**BRIEF**
Make an exact copy of the lines below.

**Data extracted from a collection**
──────
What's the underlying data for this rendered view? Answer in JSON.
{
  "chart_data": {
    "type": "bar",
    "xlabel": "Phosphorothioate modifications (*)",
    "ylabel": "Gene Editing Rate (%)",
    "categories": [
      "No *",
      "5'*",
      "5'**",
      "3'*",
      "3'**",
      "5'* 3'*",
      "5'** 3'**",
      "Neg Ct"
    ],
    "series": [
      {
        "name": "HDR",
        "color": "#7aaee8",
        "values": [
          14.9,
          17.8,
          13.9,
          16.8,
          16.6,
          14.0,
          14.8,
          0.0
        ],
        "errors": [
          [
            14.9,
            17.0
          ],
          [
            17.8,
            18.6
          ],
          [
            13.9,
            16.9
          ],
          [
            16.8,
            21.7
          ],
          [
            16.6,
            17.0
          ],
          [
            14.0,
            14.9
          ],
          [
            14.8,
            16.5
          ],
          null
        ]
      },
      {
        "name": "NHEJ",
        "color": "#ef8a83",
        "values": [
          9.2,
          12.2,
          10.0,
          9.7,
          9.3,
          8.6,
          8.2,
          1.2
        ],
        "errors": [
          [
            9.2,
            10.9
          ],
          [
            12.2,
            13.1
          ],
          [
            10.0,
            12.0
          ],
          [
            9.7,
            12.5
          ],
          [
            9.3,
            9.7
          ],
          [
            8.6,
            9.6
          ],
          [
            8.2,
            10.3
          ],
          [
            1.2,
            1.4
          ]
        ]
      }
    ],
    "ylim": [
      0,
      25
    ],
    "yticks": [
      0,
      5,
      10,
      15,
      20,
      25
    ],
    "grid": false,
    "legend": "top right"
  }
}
──────
**TASK OUTPUT**
What's the underlying data for this rendered view? Answer in JSON.
{
  "chart_data": {
    "type": "bar",
    "xlabel": "Phosphorothioate modifications (*)",
    "ylabel": "Gene Editing Rate (%)",
    "categories": [
      "No *",
      "5'*",
      "5'**",
      "3'*",
      "3'**",
      "5'* 3'*",
      "5'** 3'**",
      "Neg Ct"
    ],
    "series": [
      {
        "name": "HDR",
        "color": "#7aaee8",
        "values": [
          14.9,
          17.8,
          13.9,
          16.8,
          16.6,
          14.0,
          14.8,
          0.0
        ],
        "errors": [
          [
            14.9,
            17.0
          ],
          [
            17.8,
            18.6
          ],
          [
            13.9,
            16.9
          ],
          [
            16.8,
            21.7
          ],
          [
            16.6,
            17.0
          ],
          [
            14.0,
            14.9
          ],
          [
            14.8,
            16.5
          ],
          null
        ]
      },
      {
        "name": "NHEJ",
        "color": "#ef8a83",
        "values": [
          9.2,
          12.2,
          10.0,
          9.7,
          9.3,
          8.6,
          8.2,
          1.2
        ],
        "errors": [
          [
            9.2,
            10.9
          ],
          [
            12.2,
            13.1
          ],
          [
            10.0,
            12.0
          ],
          [
            9.7,
            12.5
          ],
          [
            9.3,
            9.7
          ],
          [
            8.6,
            9.6
          ],
          [
            8.2,
            10.3
          ],
          [
            1.2,
            1.4
          ]
        ]
      }
    ],
    "ylim": [
      0,
      25
    ],
    "yticks": [
      0,
      5,
      10,
      15,
      20,
      25
    ],
    "grid": false,
    "legend": "top right"
  }
}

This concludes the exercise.